## OBJECTIVE
Extract the complete listing and output it unchanged.

-- start DATA SECTION --

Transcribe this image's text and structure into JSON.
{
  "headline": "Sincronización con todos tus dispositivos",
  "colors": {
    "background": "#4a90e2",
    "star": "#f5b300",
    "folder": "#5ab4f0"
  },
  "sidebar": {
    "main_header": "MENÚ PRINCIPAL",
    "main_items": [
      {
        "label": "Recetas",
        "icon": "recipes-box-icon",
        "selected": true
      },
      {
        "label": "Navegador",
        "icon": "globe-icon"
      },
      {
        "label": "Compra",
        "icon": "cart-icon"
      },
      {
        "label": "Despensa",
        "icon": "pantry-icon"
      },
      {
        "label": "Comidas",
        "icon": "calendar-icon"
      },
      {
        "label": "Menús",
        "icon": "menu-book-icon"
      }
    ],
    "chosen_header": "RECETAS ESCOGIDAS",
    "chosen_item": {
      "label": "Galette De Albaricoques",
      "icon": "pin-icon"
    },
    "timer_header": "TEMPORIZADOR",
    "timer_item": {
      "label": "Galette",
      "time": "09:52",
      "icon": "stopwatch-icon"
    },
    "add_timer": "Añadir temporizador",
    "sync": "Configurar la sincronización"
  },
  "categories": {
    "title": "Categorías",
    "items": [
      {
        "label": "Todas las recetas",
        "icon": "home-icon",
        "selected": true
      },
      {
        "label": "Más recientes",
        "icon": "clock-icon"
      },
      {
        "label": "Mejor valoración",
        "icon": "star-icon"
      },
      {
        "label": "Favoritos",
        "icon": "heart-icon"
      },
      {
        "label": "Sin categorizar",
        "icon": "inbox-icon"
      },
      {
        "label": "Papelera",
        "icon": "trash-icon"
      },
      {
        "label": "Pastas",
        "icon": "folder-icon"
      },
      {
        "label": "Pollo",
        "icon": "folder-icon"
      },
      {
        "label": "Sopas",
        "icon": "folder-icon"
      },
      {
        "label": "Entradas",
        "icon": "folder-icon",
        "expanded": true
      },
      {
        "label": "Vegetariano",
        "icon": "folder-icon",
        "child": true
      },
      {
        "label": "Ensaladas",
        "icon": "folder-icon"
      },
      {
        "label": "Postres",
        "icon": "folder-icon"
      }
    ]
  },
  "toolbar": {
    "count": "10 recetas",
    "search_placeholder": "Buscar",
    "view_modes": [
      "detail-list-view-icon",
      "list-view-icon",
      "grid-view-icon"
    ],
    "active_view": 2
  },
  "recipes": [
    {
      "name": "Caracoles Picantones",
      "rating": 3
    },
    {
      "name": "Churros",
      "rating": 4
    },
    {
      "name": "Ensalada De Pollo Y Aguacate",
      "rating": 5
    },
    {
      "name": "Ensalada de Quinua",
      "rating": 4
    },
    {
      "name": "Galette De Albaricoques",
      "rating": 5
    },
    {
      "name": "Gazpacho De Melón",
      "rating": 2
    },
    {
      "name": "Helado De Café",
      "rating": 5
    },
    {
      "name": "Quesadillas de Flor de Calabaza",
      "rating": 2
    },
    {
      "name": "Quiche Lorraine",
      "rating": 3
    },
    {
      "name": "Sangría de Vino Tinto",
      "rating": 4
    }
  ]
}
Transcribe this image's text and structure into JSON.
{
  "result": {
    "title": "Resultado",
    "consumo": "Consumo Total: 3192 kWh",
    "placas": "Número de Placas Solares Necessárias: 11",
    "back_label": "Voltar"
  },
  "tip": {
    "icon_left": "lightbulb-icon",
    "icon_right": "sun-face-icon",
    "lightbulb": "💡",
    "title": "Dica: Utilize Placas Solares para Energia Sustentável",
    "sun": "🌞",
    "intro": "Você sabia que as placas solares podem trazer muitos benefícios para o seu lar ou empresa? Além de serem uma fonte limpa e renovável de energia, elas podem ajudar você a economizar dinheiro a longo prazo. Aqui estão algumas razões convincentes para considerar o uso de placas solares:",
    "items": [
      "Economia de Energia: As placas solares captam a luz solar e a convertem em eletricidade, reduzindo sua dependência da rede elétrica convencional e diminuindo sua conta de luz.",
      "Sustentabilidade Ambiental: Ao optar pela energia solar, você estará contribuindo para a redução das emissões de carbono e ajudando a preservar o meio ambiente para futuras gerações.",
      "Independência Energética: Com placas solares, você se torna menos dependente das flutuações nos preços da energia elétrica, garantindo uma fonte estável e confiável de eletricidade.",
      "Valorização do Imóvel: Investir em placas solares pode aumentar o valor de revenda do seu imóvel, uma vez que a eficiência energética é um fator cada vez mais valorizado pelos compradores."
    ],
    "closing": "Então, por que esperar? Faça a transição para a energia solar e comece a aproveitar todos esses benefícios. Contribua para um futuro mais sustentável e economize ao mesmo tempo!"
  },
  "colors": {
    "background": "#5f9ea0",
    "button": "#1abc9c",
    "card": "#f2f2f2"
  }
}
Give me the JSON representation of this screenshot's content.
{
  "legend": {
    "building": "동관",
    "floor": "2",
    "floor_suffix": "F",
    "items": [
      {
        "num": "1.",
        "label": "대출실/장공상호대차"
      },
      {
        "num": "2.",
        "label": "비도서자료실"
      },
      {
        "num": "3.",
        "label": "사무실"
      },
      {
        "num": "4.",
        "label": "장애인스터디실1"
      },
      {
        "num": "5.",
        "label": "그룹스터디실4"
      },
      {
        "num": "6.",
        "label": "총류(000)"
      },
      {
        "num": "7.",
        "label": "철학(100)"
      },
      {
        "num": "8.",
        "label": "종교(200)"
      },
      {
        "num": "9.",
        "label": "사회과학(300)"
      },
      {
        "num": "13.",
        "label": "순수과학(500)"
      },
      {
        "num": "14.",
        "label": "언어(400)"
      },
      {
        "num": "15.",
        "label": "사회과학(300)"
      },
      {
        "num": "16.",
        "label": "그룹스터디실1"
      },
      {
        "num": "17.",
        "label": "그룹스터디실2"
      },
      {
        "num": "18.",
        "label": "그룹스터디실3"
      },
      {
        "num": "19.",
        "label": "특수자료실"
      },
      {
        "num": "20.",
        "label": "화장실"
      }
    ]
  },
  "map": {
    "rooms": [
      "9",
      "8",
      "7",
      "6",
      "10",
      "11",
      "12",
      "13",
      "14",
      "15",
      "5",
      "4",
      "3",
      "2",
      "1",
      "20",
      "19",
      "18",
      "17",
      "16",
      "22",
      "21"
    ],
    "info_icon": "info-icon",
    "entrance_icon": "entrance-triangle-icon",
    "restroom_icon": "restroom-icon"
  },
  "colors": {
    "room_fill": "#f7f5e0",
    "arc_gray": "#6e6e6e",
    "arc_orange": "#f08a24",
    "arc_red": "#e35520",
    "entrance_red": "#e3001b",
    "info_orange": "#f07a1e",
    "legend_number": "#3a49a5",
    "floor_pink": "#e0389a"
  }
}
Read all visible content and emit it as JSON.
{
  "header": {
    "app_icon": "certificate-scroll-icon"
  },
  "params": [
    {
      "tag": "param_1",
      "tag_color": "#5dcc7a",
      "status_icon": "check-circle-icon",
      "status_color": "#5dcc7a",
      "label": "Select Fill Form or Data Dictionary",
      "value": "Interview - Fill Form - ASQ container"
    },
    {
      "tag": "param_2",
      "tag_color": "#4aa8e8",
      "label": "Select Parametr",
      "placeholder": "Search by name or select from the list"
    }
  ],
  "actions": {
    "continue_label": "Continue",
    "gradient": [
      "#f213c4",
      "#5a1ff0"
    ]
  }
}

-- end DATA SECTION --

## RESPONSE TO THE TASK
Transcribe this image's text and structure into JSON.
{
  "headline": "Sincronización con todos tus dispositivos",
  "colors": {
    "background": "#4a90e2",
    "star": "#f5b300",
    "folder": "#5ab4f0"
  },
  "sidebar": {
    "main_header": "MENÚ PRINCIPAL",
    "main_items": [
      {
        "label": "Recetas",
        "icon": "recipes-box-icon",
        "selected": true
      },
      {
        "label": "Navegador",
        "icon": "globe-icon"
      },
      {
        "label": "Compra",
        "icon": "cart-icon"
      },
      {
        "label": "Despensa",
        "icon": "pantry-icon"
      },
      {
        "label": "Comidas",
        "icon": "calendar-icon"
      },
      {
        "label": "Menús",
        "icon": "menu-book-icon"
      }
    ],
    "chosen_header": "RECETAS ESCOGIDAS",
    "chosen_item": {
      "label": "Galette De Albaricoques",
      "icon": "pin-icon"
    },
    "timer_header": "TEMPORIZADOR",
    "timer_item": {
      "label": "Galette",
      "time": "09:52",
      "icon": "stopwatch-icon"
    },
    "add_timer": "Añadir temporizador",
    "sync": "Configurar la sincronización"
  },
  "categories": {
    "title": "Categorías",
    "items": [
      {
        "label": "Todas las recetas",
        "icon": "home-icon",
        "selected": true
      },
      {
        "label": "Más recientes",
        "icon": "clock-icon"
      },
      {
        "label": "Mejor valoración",
        "icon": "star-icon"
      },
      {
        "label": "Favoritos",
        "icon": "heart-icon"
      },
      {
        "label": "Sin categorizar",
        "icon": "inbox-icon"
      },
      {
        "label": "Papelera",
        "icon": "trash-icon"
      },
      {
        "label": "Pastas",
        "icon": "folder-icon"
      },
      {
        "label": "Pollo",
        "icon": "folder-icon"
      },
      {
        "label": "Sopas",
        "icon": "folder-icon"
      },
      {
        "label": "Entradas",
        "icon": "folder-icon",
        "expanded": true
      },
      {
        "label": "Vegetariano",
        "icon": "folder-icon",
        "child": true
      },
      {
        "label": "Ensaladas",
        "icon": "folder-icon"
      },
      {
        "label": "Postres",
        "icon": "folder-icon"
      }
    ]
  },
  "toolbar": {
    "count": "10 recetas",
    "search_placeholder": "Buscar",
    "view_modes": [
      "detail-list-view-icon",
      "list-view-icon",
      "grid-view-icon"
    ],
    "active_view": 2
  },
  "recipes": [
    {
      "name": "Caracoles Picantones",
      "rating": 3
    },
    {
      "name": "Churros",
      "rating": 4
    },
    {
      "name": "Ensalada De Pollo Y Aguacate",
      "rating": 5
    },
    {
      "name": "Ensalada de Quinua",
      "rating": 4
    },
    {
      "name": "Galette De Albaricoques",
      "rating": 5
    },
    {
      "name": "Gazpacho De Melón",
      "rating": 2
    },
    {
      "name": "Helado De Café",
      "rating": 5
    },
    {
      "name": "Quesadillas de Flor de Calabaza",
      "rating": 2
    },
    {
      "name": "Quiche Lorraine",
      "rating": 3
    },
    {
      "name": "Sangría de Vino Tinto",
      "rating": 4
    }
  ]
}
Transcribe this image's text and structure into JSON.
{
  "result": {
    "title": "Resultado",
    "consumo": "Consumo Total: 3192 kWh",
    "placas": "Número de Placas Solares Necessárias: 11",
    "back_label": "Voltar"
  },
  "tip": {
    "icon_left": "lightbulb-icon",
    "icon_right": "sun-face-icon",
    "lightbulb": "💡",
    "title": "Dica: Utilize Placas Solares para Energia Sustentável",
    "sun": "🌞",
    "intro": "Você sabia que as placas solares podem trazer muitos benefícios para o seu lar ou empresa? Além de serem uma fonte limpa e renovável de energia, elas podem ajudar você a economizar dinheiro a longo prazo. Aqui estão algumas razões convincentes para considerar o uso de placas solares:",
    "items": [
      "Economia de Energia: As placas solares captam a luz solar e a convertem em eletricidade, reduzindo sua dependência da rede elétrica convencional e diminuindo sua conta de luz.",
      "Sustentabilidade Ambiental: Ao optar pela energia solar, você estará contribuindo para a redução das emissões de carbono e ajudando a preservar o meio ambiente para futuras gerações.",
      "Independência Energética: Com placas solares, você se torna menos dependente das flutuações nos preços da energia elétrica, garantindo uma fonte estável e confiável de eletricidade.",
      "Valorização do Imóvel: Investir em placas solares pode aumentar o valor de revenda do seu imóvel, uma vez que a eficiência energética é um fator cada vez mais valorizado pelos compradores."
    ],
    "closing": "Então, por que esperar? Faça a transição para a energia solar e comece a aproveitar todos esses benefícios. Contribua para um futuro mais sustentável e economize ao mesmo tempo!"
  },
  "colors": {
    "background": "#5f9ea0",
    "button": "#1abc9c",
    "card": "#f2f2f2"
  }
}
Give me the JSON representation of this screenshot's content.
{
  "legend": {
    "building": "동관",
    "floor": "2",
    "floor_suffix": "F",
    "items": [
      {
        "num": "1.",
        "label": "대출실/장공상호대차"
      },
      {
        "num": "2.",
        "label": "비도서자료실"
      },
      {
        "num": "3.",
        "label": "사무실"
      },
      {
        "num": "4.",
        "label": "장애인스터디실1"
      },
      {
        "num": "5.",
        "label": "그룹스터디실4"
      },
      {
        "num": "6.",
        "label": "총류(000)"
      },
      {
        "num": "7.",
        "label": "철학(100)"
      },
      {
        "num": "8.",
        "label": "종교(200)"
      },
      {
        "num": "9.",
        "label": "사회과학(300)"
      },
      {
        "num": "13.",
        "label": "순수과학(500)"
      },
      {
        "num": "14.",
        "label": "언어(400)"
      },
      {
        "num": "15.",
        "label": "사회과학(300)"
      },
      {
        "num": "16.",
        "label": "그룹스터디실1"
      },
      {
        "num": "17.",
        "label": "그룹스터디실2"
      },
      {
        "num": "18.",
        "label": "그룹스터디실3"
      },
      {
        "num": "19.",
        "label": "특수자료실"
      },
      {
        "num": "20.",
        "label": "화장실"
      }
    ]
  },
  "map": {
    "rooms": [
      "9",
      "8",
      "7",
      "6",
      "10",
      "11",
      "12",
      "13",
      "14",
      "15",
      "5",
      "4",
      "3",
      "2",
      "1",
      "20",
      "19",
      "18",
      "17",
      "16",
      "22",
      "21"
    ],
    "info_icon": "info-icon",
    "entrance_icon": "entrance-triangle-icon",
    "restroom_icon": "restroom-icon"
  },
  "colors": {
    "room_fill": "#f7f5e0",
    "arc_gray": "#6e6e6e",
    "arc_orange": "#f08a24",
    "arc_red": "#e35520",
    "entrance_red": "#e3001b",
    "info_orange": "#f07a1e",
    "legend_number": "#3a49a5",
    "floor_pink": "#e0389a"
  }
}
Read all visible content and emit it as JSON.
{
  "header": {
    "app_icon": "certificate-scroll-icon"
  },
  "params": [
    {
      "tag": "param_1",
      "tag_color": "#5dcc7a",
      "status_icon": "check-circle-icon",
      "status_color": "#5dcc7a",
      "label": "Select Fill Form or Data Dictionary",
      "value": "Interview - Fill Form - ASQ container"
    },
    {
      "tag": "param_2",
      "tag_color": "#4aa8e8",
      "label": "Select Parametr",
      "placeholder": "Search by name or select from the list"
    }
  ],
  "actions": {
    "continue_label": "Continue",
    "gradient": [
      "#f213c4",
      "#5a1ff0"
    ]
  }
}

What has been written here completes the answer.